[Figure content listings]

========================================================================

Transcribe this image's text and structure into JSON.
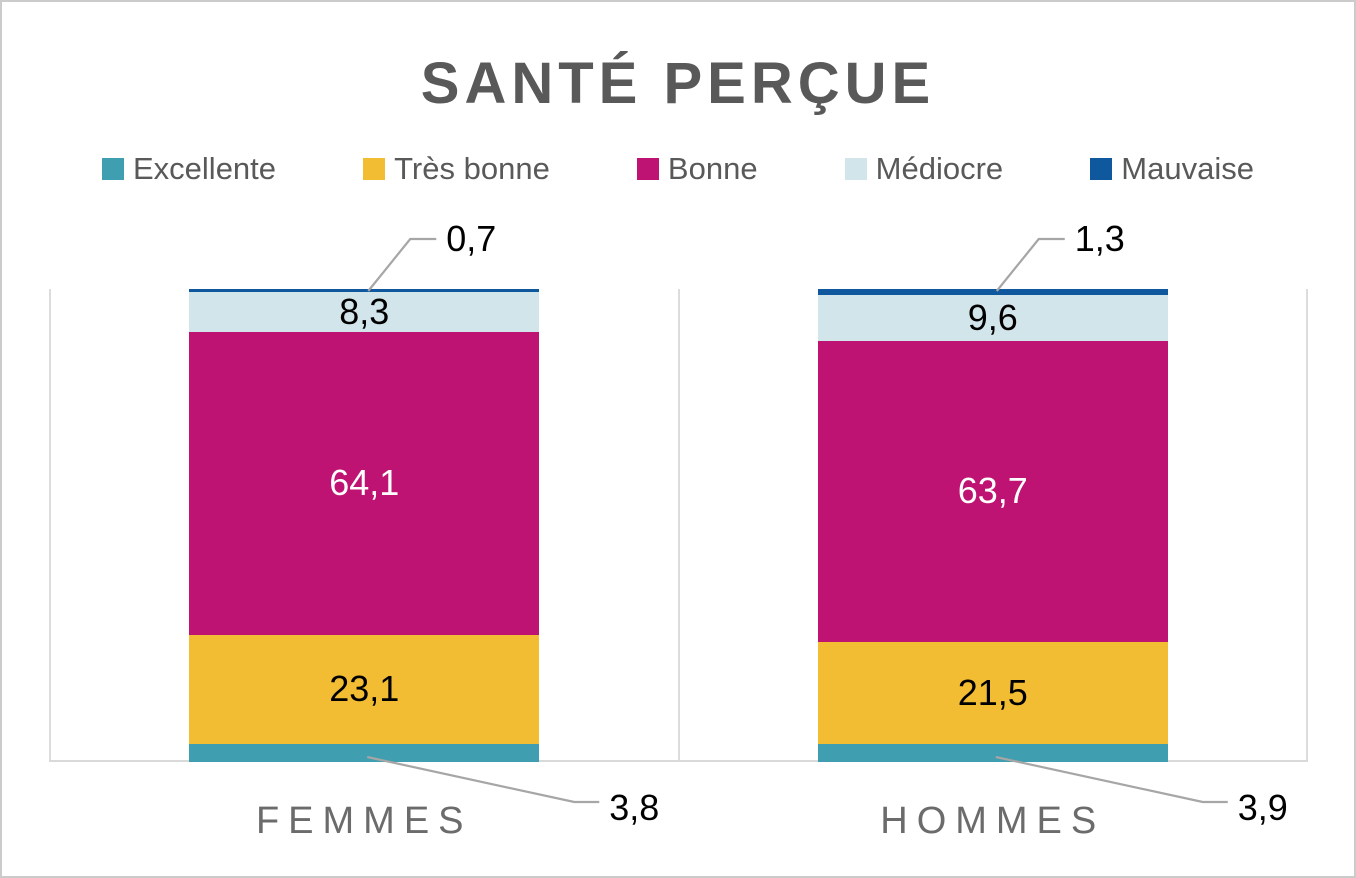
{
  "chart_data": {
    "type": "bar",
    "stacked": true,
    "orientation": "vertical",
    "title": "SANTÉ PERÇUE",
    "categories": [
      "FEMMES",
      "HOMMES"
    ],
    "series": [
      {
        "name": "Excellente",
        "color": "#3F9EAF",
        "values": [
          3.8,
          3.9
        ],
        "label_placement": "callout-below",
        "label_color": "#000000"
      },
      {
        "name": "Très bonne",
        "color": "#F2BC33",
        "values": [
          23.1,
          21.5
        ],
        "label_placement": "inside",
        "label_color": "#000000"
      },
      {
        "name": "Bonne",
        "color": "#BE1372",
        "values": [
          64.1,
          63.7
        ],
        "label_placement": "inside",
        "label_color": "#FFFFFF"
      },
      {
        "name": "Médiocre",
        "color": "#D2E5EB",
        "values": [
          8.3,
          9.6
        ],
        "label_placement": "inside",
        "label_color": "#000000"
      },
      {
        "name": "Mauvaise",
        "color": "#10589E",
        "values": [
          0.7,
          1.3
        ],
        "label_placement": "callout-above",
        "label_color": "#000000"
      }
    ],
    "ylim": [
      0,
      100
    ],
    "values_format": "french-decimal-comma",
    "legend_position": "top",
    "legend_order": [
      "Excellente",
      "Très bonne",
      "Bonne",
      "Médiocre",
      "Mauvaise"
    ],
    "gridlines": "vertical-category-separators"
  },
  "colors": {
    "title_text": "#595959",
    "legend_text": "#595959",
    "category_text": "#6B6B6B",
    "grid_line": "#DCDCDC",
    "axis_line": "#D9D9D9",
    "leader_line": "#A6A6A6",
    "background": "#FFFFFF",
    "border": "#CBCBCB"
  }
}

========================================================================

[SET PROBLEM] Leave out all images, then reproduce the entries above exactly.

[CORRECT OUTPUT]
Transcribe this image's text and structure into JSON.
{
  "chart_data": {
    "type": "bar",
    "stacked": true,
    "orientation": "vertical",
    "title": "SANTÉ PERÇUE",
    "categories": [
      "FEMMES",
      "HOMMES"
    ],
    "series": [
      {
        "name": "Excellente",
        "color": "#3F9EAF",
        "values": [
          3.8,
          3.9
        ],
        "label_placement": "callout-below",
        "label_color": "#000000"
      },
      {
        "name": "Très bonne",
        "color": "#F2BC33",
        "values": [
          23.1,
          21.5
        ],
        "label_placement": "inside",
        "label_color": "#000000"
      },
      {
        "name": "Bonne",
        "color": "#BE1372",
        "values": [
          64.1,
          63.7
        ],
        "label_placement": "inside",
        "label_color": "#FFFFFF"
      },
      {
        "name": "Médiocre",
        "color": "#D2E5EB",
        "values": [
          8.3,
          9.6
        ],
        "label_placement": "inside",
        "label_color": "#000000"
      },
      {
        "name": "Mauvaise",
        "color": "#10589E",
        "values": [
          0.7,
          1.3
        ],
        "label_placement": "callout-above",
        "label_color": "#000000"
      }
    ],
    "ylim": [
      0,
      100
    ],
    "values_format": "french-decimal-comma",
    "legend_position": "top",
    "legend_order": [
      "Excellente",
      "Très bonne",
      "Bonne",
      "Médiocre",
      "Mauvaise"
    ],
    "gridlines": "vertical-category-separators"
  },
  "colors": {
    "title_text": "#595959",
    "legend_text": "#595959",
    "category_text": "#6B6B6B",
    "grid_line": "#DCDCDC",
    "axis_line": "#D9D9D9",
    "leader_line": "#A6A6A6",
    "background": "#FFFFFF",
    "border": "#CBCBCB"
  }
}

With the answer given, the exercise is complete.